**YOUR TASK**. Can you output the records below exactly as they are written?

Begin INFORMATION SHOWN

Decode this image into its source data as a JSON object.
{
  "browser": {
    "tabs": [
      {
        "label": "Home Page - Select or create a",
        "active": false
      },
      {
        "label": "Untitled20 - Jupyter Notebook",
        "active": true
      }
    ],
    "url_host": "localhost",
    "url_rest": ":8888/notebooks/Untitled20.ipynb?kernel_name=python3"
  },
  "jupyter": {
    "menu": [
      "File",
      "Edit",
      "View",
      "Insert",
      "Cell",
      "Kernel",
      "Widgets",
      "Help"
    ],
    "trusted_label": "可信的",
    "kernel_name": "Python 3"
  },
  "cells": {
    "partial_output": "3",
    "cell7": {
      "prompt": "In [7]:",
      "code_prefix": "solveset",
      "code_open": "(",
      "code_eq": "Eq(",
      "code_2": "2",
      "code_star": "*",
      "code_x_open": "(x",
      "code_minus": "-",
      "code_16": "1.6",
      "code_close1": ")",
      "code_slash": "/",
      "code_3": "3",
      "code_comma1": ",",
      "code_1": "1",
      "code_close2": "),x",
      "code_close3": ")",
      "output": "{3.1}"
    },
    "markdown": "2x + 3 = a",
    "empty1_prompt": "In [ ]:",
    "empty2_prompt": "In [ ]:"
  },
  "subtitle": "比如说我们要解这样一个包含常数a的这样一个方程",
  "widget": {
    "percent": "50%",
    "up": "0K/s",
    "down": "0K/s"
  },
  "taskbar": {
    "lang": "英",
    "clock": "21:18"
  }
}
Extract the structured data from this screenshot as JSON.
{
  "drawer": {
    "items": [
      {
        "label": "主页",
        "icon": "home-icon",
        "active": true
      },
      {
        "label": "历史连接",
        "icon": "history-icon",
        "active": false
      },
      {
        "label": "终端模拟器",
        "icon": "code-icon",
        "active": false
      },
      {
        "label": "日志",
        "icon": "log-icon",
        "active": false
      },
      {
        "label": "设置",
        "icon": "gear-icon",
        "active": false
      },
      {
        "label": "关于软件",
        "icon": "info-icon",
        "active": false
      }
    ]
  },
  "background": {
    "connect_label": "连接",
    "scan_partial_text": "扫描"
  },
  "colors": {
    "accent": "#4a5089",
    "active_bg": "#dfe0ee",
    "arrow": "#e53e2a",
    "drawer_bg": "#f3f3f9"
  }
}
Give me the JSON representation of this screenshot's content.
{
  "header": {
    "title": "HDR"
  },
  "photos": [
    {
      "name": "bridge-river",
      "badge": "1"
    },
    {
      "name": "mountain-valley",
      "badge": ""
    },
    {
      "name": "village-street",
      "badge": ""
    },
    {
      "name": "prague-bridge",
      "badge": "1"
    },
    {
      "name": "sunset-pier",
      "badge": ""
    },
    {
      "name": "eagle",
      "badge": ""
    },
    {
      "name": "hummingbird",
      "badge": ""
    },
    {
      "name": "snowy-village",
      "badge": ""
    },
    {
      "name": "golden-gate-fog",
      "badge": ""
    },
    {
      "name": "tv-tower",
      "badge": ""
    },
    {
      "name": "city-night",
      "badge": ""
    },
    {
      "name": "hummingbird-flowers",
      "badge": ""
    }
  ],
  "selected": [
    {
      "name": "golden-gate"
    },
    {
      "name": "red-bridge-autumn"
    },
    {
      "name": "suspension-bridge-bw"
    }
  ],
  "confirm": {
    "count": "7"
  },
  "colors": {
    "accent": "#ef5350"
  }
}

End INFORMATION SHOWN

**OUTPUT**.
Decode this image into its source data as a JSON object.
{
  "browser": {
    "tabs": [
      {
        "label": "Home Page - Select or create a",
        "active": false
      },
      {
        "label": "Untitled20 - Jupyter Notebook",
        "active": true
      }
    ],
    "url_host": "localhost",
    "url_rest": ":8888/notebooks/Untitled20.ipynb?kernel_name=python3"
  },
  "jupyter": {
    "menu": [
      "File",
      "Edit",
      "View",
      "Insert",
      "Cell",
      "Kernel",
      "Widgets",
      "Help"
    ],
    "trusted_label": "可信的",
    "kernel_name": "Python 3"
  },
  "cells": {
    "partial_output": "3",
    "cell7": {
      "prompt": "In [7]:",
      "code_prefix": "solveset",
      "code_open": "(",
      "code_eq": "Eq(",
      "code_2": "2",
      "code_star": "*",
      "code_x_open": "(x",
      "code_minus": "-",
      "code_16": "1.6",
      "code_close1": ")",
      "code_slash": "/",
      "code_3": "3",
      "code_comma1": ",",
      "code_1": "1",
      "code_close2": "),x",
      "code_close3": ")",
      "output": "{3.1}"
    },
    "markdown": "2x + 3 = a",
    "empty1_prompt": "In [ ]:",
    "empty2_prompt": "In [ ]:"
  },
  "subtitle": "比如说我们要解这样一个包含常数a的这样一个方程",
  "widget": {
    "percent": "50%",
    "up": "0K/s",
    "down": "0K/s"
  },
  "taskbar": {
    "lang": "英",
    "clock": "21:18"
  }
}
Extract the structured data from this screenshot as JSON.
{
  "drawer": {
    "items": [
      {
        "label": "主页",
        "icon": "home-icon",
        "active": true
      },
      {
        "label": "历史连接",
        "icon": "history-icon",
        "active": false
      },
      {
        "label": "终端模拟器",
        "icon": "code-icon",
        "active": false
      },
      {
        "label": "日志",
        "icon": "log-icon",
        "active": false
      },
      {
        "label": "设置",
        "icon": "gear-icon",
        "active": false
      },
      {
        "label": "关于软件",
        "icon": "info-icon",
        "active": false
      }
    ]
  },
  "background": {
    "connect_label": "连接",
    "scan_partial_text": "扫描"
  },
  "colors": {
    "accent": "#4a5089",
    "active_bg": "#dfe0ee",
    "arrow": "#e53e2a",
    "drawer_bg": "#f3f3f9"
  }
}
Give me the JSON representation of this screenshot's content.
{
  "header": {
    "title": "HDR"
  },
  "photos": [
    {
      "name": "bridge-river",
      "badge": "1"
    },
    {
      "name": "mountain-valley",
      "badge": ""
    },
    {
      "name": "village-street",
      "badge": ""
    },
    {
      "name": "prague-bridge",
      "badge": "1"
    },
    {
      "name": "sunset-pier",
      "badge": ""
    },
    {
      "name": "eagle",
      "badge": ""
    },
    {
      "name": "hummingbird",
      "badge": ""
    },
    {
      "name": "snowy-village",
      "badge": ""
    },
    {
      "name": "golden-gate-fog",
      "badge": ""
    },
    {
      "name": "tv-tower",
      "badge": ""
    },
    {
      "name": "city-night",
      "badge": ""
    },
    {
      "name": "hummingbird-flowers",
      "badge": ""
    }
  ],
  "selected": [
    {
      "name": "golden-gate"
    },
    {
      "name": "red-bridge-autumn"
    },
    {
      "name": "suspension-bridge-bw"
    }
  ],
  "confirm": {
    "count": "7"
  },
  "colors": {
    "accent": "#ef5350"
  }
}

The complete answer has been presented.